WHAT YOU HAVE TO DO: Give a count of the lines below that have the string "instruction" in them, with no other words.
== RECORDS FOR THE EXERCISE
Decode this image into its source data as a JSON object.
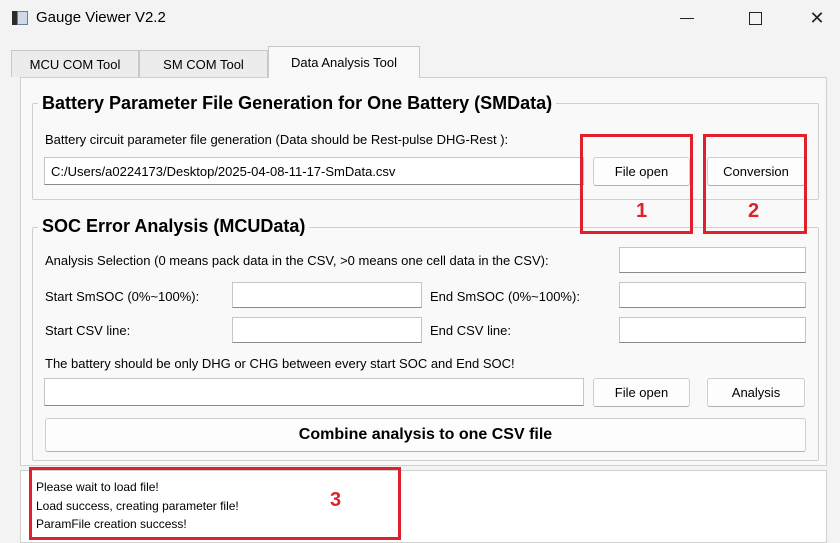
{
  "window": {
    "title": "Gauge Viewer V2.2",
    "minimize_glyph": "—",
    "close_glyph": "✕"
  },
  "tabs": [
    {
      "label": "MCU COM Tool",
      "active": false
    },
    {
      "label": "SM COM Tool",
      "active": false
    },
    {
      "label": "Data Analysis Tool",
      "active": true
    }
  ],
  "battery_param": {
    "title": "Battery Parameter File Generation for One Battery (SMData)",
    "instruction": "Battery circuit parameter file generation (Data should be Rest-pulse DHG-Rest ):",
    "path_value": "C:/Users/a0224173/Desktop/2025-04-08-11-17-SmData.csv",
    "file_open_label": "File open",
    "conversion_label": "Conversion"
  },
  "soc_error": {
    "title": "SOC Error Analysis (MCUData)",
    "analysis_selection_label": "Analysis Selection (0 means pack data in the CSV, >0 means one cell data in the CSV):",
    "analysis_selection_value": "",
    "start_smsoc_label": "Start SmSOC (0%~100%):",
    "start_smsoc_value": "",
    "end_smsoc_label": "End SmSOC (0%~100%):",
    "end_smsoc_value": "",
    "start_csv_line_label": "Start CSV line:",
    "start_csv_line_value": "",
    "end_csv_line_label": "End CSV line:",
    "end_csv_line_value": "",
    "note": "The battery should be only DHG or CHG between every start SOC and End SOC!",
    "file_path_value": "",
    "file_open_label": "File open",
    "analysis_label": "Analysis",
    "combine_label": "Combine analysis to one CSV file"
  },
  "log": {
    "lines": [
      "Please wait to load file!",
      "Load success, creating parameter file!",
      "ParamFile creation success!"
    ]
  },
  "annotations": {
    "labels": [
      "1",
      "2",
      "3"
    ],
    "color": "#e0202c"
  }
}
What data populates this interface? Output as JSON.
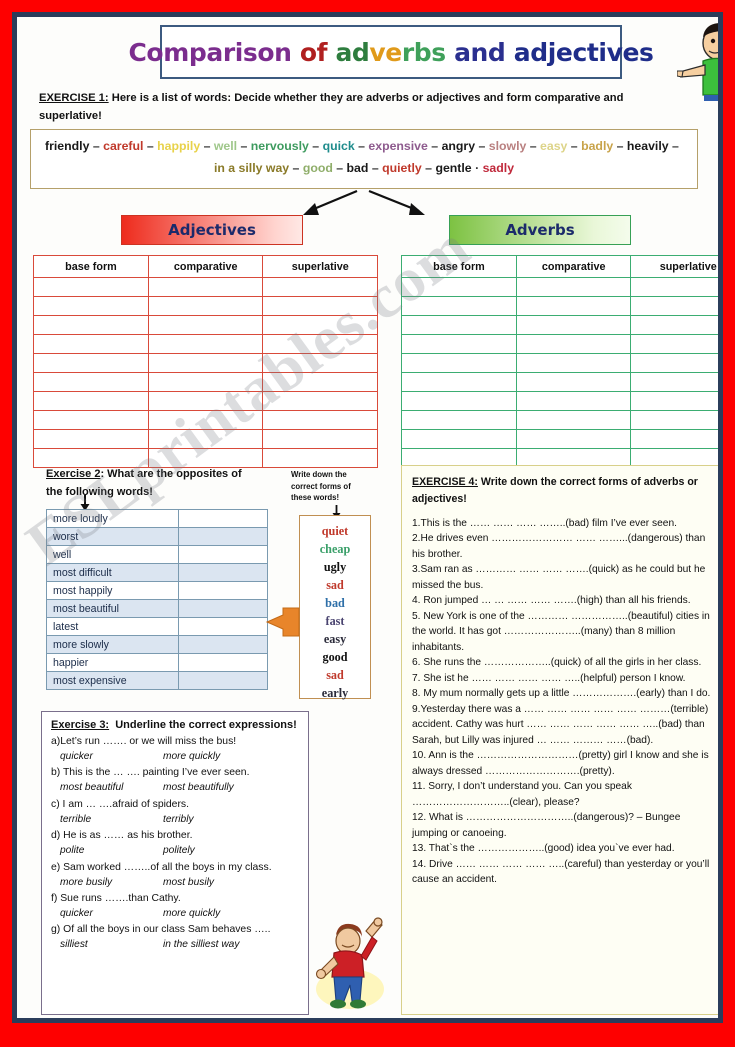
{
  "page": {
    "outer_border_color": "#fe0000",
    "inner_border_color": "#2b3d5b",
    "paper_color": "#fdfdfb",
    "watermark": "ESLprintables.com"
  },
  "title": {
    "parts": [
      {
        "text": "Comparison",
        "color": "#7b2d8e"
      },
      {
        "text": " of ",
        "color": "#b02020"
      },
      {
        "text": "ad",
        "color": "#e09a1a"
      },
      {
        "text": "ve",
        "color": "#c8c23a"
      },
      {
        "text": "rbs",
        "color": "#3fa05a"
      },
      {
        "text": " and ",
        "color": "#2a2f8f"
      },
      {
        "text": "adjectives",
        "color": "#1f2d8a"
      }
    ],
    "plain": "Comparison of adverbs and adjectives"
  },
  "exercise1": {
    "label": "EXERCISE 1:",
    "instruction": "Here is a list of words: Decide whether they are adverbs or adjectives  and form comparative and superlative!",
    "words_line1": [
      {
        "text": "friendly",
        "color": "#1a1a1a"
      },
      {
        "text": "careful",
        "color": "#c0392b"
      },
      {
        "text": "happily",
        "color": "#e8d24a"
      },
      {
        "text": "well",
        "color": "#9fc78a"
      },
      {
        "text": "nervously",
        "color": "#3e9b5f"
      },
      {
        "text": "quick",
        "color": "#1f8c8c"
      },
      {
        "text": "expensive",
        "color": "#8e5b8e"
      },
      {
        "text": "angry",
        "color": "#1a1a1a"
      },
      {
        "text": "slowly",
        "color": "#b98080"
      },
      {
        "text": "easy",
        "color": "#ddd489"
      },
      {
        "text": "badly",
        "color": "#c8a34a"
      },
      {
        "text": "heavily",
        "color": "#1a1a1a"
      }
    ],
    "words_line2": [
      {
        "text": "in a silly way",
        "color": "#8a7a28"
      },
      {
        "text": "good",
        "color": "#8fae6a"
      },
      {
        "text": "bad",
        "color": "#1a1a1a"
      },
      {
        "text": "quietly",
        "color": "#c0392b"
      },
      {
        "text": "gentle",
        "color": "#1a1a1a"
      },
      {
        "text": "sadly",
        "color": "#c0293b"
      }
    ],
    "separator": "–",
    "separator_last": "·"
  },
  "categories": {
    "adjectives_label": "Adjectives",
    "adverbs_label": "Adverbs",
    "adjectives_accent": "#ee2b1d",
    "adverbs_accent": "#7dc242"
  },
  "form_tables": {
    "columns": [
      "base form",
      "comparative",
      "superlative"
    ],
    "adjectives_empty_rows": 10,
    "adverbs_empty_rows": 10,
    "adjectives_border": "#d94a3a",
    "adverbs_border": "#3bad72"
  },
  "exercise2": {
    "label": "Exercise 2",
    "instruction": ": What are the opposites of the following words!",
    "rows": [
      {
        "word": "more loudly",
        "answer": ""
      },
      {
        "word": "worst",
        "answer": ""
      },
      {
        "word": "well",
        "answer": ""
      },
      {
        "word": "most difficult",
        "answer": ""
      },
      {
        "word": "most happily",
        "answer": ""
      },
      {
        "word": "most beautiful",
        "answer": ""
      },
      {
        "word": "latest",
        "answer": ""
      },
      {
        "word": "more slowly",
        "answer": ""
      },
      {
        "word": "happier",
        "answer": ""
      },
      {
        "word": "most expensive",
        "answer": ""
      }
    ],
    "shade_color": "#dbe5f1"
  },
  "word_box": {
    "instruction": "Write down the correct forms of these words!",
    "words": [
      {
        "text": "quiet",
        "color": "#c0392b"
      },
      {
        "text": "cheap",
        "color": "#3ba06a"
      },
      {
        "text": "ugly",
        "color": "#111111"
      },
      {
        "text": "sad",
        "color": "#c0392b"
      },
      {
        "text": "bad",
        "color": "#2e6fa8"
      },
      {
        "text": "fast",
        "color": "#4a4470"
      },
      {
        "text": "easy",
        "color": "#2b2b3a"
      },
      {
        "text": "good",
        "color": "#111111"
      },
      {
        "text": "sad",
        "color": "#c0392b"
      },
      {
        "text": "early",
        "color": "#2b2b3a"
      }
    ]
  },
  "exercise3": {
    "label": "Exercise 3:",
    "instruction": "Underline the correct expressions!",
    "items": [
      {
        "question": "a)Let’s run ……. or we will miss the bus!",
        "option1": "quicker",
        "option2": "more quickly"
      },
      {
        "question": "b) This is the … …. painting I’ve ever seen.",
        "option1": "most beautiful",
        "option2": "most beautifully"
      },
      {
        "question": "c) I am … ….afraid of spiders.",
        "option1": "terrible",
        "option2": "terribly"
      },
      {
        "question": "d) He is as ……  as  his brother.",
        "option1": "polite",
        "option2": "politely"
      },
      {
        "question": " e) Sam worked ……..of all the boys in my class.",
        "option1": "more busily",
        "option2": "most busily"
      },
      {
        "question": "f) Sue runs …….than Cathy.",
        "option1": "quicker",
        "option2": "more quickly"
      },
      {
        "question": "g) Of all the boys in our class Sam behaves …..",
        "option1": "silliest",
        "option2": "in the silliest way"
      }
    ]
  },
  "exercise4": {
    "label": "EXERCISE 4:",
    "instruction": "Write down the correct forms of adverbs or adjectives!",
    "items": [
      "1.This is the …… …… …… ……..(bad) film I’ve ever seen.",
      "2.He drives even …………………… …… ……...(dangerous) than his brother.",
      "3.Sam ran as ………… …… …… …….(quick) as he could but he missed the bus.",
      "4. Ron jumped … … …… …… …….(high) than all his friends.",
      "5. New York is one of the ………… ……………..(beautiful) cities in the world. It has got  …………………..(many) than 8 million inhabitants.",
      "6. She runs the ………………..(quick) of all the girls in her class.",
      "7. She ist he …… …… …… …… …..(helpful) person I know.",
      "8. My mum normally gets up a little ……………….(early) than I do.",
      "9.Yesterday there was a …… …… …… …… …… ………(terrible) accident. Cathy was hurt …… …… …… …… …… …..(bad) than Sarah, but Lilly was injured … …… ……… ……(bad).",
      "10. Ann is the …………………………(pretty) girl I know and she is always dressed ……………………….(pretty).",
      "11. Sorry, I don’t understand you. Can you speak ………………………..(clear), please?",
      "12. What is …………………………..(dangerous)? – Bungee jumping or canoeing.",
      "13. That`s the ………………..(good) idea you`ve ever had.",
      "14. Drive …… …… …… …… …..(careful) than yesterday or you’ll cause an accident."
    ]
  },
  "illustrations": {
    "top_right": "boy-pointing-left-green-shirt",
    "bottom_center": "boy-pointing-up-red-shirt",
    "orange_arrow": "left-pointing-orange-arrow"
  }
}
====
RESPONSE TO THIS EXERCISE: 6